++++ MATERIAL PROVIDED

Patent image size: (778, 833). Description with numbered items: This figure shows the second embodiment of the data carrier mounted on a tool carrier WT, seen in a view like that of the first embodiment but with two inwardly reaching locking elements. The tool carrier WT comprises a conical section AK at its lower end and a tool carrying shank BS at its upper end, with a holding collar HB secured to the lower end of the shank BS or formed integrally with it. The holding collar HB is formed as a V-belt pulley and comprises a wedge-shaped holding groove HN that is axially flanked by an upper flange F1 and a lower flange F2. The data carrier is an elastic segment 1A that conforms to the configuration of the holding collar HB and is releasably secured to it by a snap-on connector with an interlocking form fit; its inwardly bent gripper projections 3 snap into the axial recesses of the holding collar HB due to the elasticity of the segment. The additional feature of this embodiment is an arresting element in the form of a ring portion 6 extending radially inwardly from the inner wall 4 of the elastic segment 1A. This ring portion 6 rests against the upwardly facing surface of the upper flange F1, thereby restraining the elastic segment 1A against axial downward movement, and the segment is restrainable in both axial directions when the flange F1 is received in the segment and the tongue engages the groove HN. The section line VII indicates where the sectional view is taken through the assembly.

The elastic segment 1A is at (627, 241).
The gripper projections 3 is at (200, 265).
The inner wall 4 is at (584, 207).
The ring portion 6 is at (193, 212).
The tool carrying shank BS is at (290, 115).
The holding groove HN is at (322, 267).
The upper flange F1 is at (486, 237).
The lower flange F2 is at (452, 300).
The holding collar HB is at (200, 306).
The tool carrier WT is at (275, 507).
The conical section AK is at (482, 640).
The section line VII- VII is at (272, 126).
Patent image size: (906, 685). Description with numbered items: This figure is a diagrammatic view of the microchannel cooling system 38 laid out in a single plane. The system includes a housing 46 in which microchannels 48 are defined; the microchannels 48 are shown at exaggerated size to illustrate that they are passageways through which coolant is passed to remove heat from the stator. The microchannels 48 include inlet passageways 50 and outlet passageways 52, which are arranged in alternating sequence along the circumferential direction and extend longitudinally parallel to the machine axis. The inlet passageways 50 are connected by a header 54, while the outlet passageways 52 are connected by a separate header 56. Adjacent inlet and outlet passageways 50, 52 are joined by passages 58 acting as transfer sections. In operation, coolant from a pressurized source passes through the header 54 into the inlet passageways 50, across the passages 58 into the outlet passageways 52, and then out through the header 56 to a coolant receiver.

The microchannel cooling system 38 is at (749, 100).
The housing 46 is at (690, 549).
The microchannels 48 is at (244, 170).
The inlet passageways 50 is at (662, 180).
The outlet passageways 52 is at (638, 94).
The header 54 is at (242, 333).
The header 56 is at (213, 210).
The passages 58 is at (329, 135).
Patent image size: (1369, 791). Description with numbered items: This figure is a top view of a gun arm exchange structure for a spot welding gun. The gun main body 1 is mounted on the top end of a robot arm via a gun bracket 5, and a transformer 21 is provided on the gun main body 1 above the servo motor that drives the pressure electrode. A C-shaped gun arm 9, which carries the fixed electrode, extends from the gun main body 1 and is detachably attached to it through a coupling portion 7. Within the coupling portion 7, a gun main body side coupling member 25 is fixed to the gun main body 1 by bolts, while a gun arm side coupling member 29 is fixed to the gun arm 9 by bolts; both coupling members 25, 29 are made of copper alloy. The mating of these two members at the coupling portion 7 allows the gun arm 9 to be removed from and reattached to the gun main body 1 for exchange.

++++++++

» EXERCISE GOAL
Put the lines above into a Markdown table with the columns "Row" and "Line", numbering each row and leaving out the blank lines.

» OUTPUT BELOW
| Row | Line |
|---|---|
| 1 | Patent image size: (778, 833). Description with numbered items: This figure shows the second embodiment of the data carrier mounted on a tool carrier WT, seen in a view like that of the first embodiment but with two inwardly reaching locking elements. The tool carrier WT comprises a conical section AK at its lower end and a tool carrying shank BS at its upper end, with a holding collar HB secured to the lower end of the shank BS or formed integrally with it. The holding collar HB is formed as a V-belt pulley and comprises a wedge-shaped holding groove HN that is axially flanked by an upper flange F1 and a lower flange F2. The data carrier is an elastic segment 1A that conforms to the configuration of the holding collar HB and is releasably secured to it by a snap-on connector with an interlocking form fit; its inwardly bent gripper projections 3 snap into the axial recesses of the holding collar HB due to the elasticity of the segment. The additional feature of this embodiment is an arresting element in the form of a ring portion 6 extending radially inwardly from the inner wall 4 of the elastic segment 1A. This ring portion 6 rests against the upwardly facing surface of the upper flange F1, thereby restraining the elastic segment 1A against axial downward movement, and the segment is restrainable in both axial directions when the flange F1 is received in the segment and the tongue engages the groove HN. The section line VII indicates where the sectional view is taken through the assembly. |
| 2 | The elastic segment 1A is at (627, 241). |
| 3 | The gripper projections 3 is at (200, 265). |
| 4 | The inner wall 4 is at (584, 207). |
| 5 | The ring portion 6 is at (193, 212). |
| 6 | The tool carrying shank BS is at (290, 115). |
| 7 | The holding groove HN is at (322, 267). |
| 8 | The upper flange F1 is at (486, 237). |
| 9 | The lower flange F2 is at (452, 300). |
| 10 | The holding collar HB is at (200, 306). |
| 11 | The tool carrier WT is at (275, 507). |
| 12 | The conical section AK is at (482, 640). |
| 13 | The section line VII- VII is at (272, 126). |
| 14 | Patent image size: (906, 685). Description with numbered items: This figure is a diagrammatic view of the microchannel cooling system 38 laid out in a single plane. The system includes a housing 46 in which microchannels 48 are defined; the microchannels 48 are shown at exaggerated size to illustrate that they are passageways through which coolant is passed to remove heat from the stator. The microchannels 48 include inlet passageways 50 and outlet passageways 52, which are arranged in alternating sequence along the circumferential direction and extend longitudinally parallel to the machine axis. The inlet passageways 50 are connected by a header 54, while the outlet passageways 52 are connected by a separate header 56. Adjacent inlet and outlet passageways 50, 52 are joined by passages 58 acting as transfer sections. In operation, coolant from a pressurized source passes through the header 54 into the inlet passageways 50, across the passages 58 into the outlet passageways 52, and then out through the header 56 to a coolant receiver. |
| 15 | The microchannel cooling system 38 is at (749, 100). |
| 16 | The housing 46 is at (690, 549). |
| 17 | The microchannels 48 is at (244, 170). |
| 18 | The inlet passageways 50 is at (662, 180). |
| 19 | The outlet passageways 52 is at (638, 94). |
| 20 | The header 54 is at (242, 333). |
| 21 | The header 56 is at (213, 210). |
| 22 | The passages 58 is at (329, 135). |
| 23 | Patent image size: (1369, 791). Description with numbered items: This figure is a top view of a gun arm exchange structure for a spot welding gun. The gun main body 1 is mounted on the top end of a robot arm via a gun bracket 5, and a transformer 21 is provided on the gun main body 1 above the servo motor that drives the pressure electrode. A C-shaped gun arm 9, which carries the fixed electrode, extends from the gun main body 1 and is detachably attached to it through a coupling portion 7. Within the coupling portion 7, a gun main body side coupling member 25 is fixed to the gun main body 1 by bolts, while a gun arm side coupling member 29 is fixed to the gun arm 9 by bolts; both coupling members 25, 29 are made of copper alloy. The mating of these two members at the coupling portion 7 allows the gun arm 9 to be removed from and reattached to the gun main body 1 for exchange. |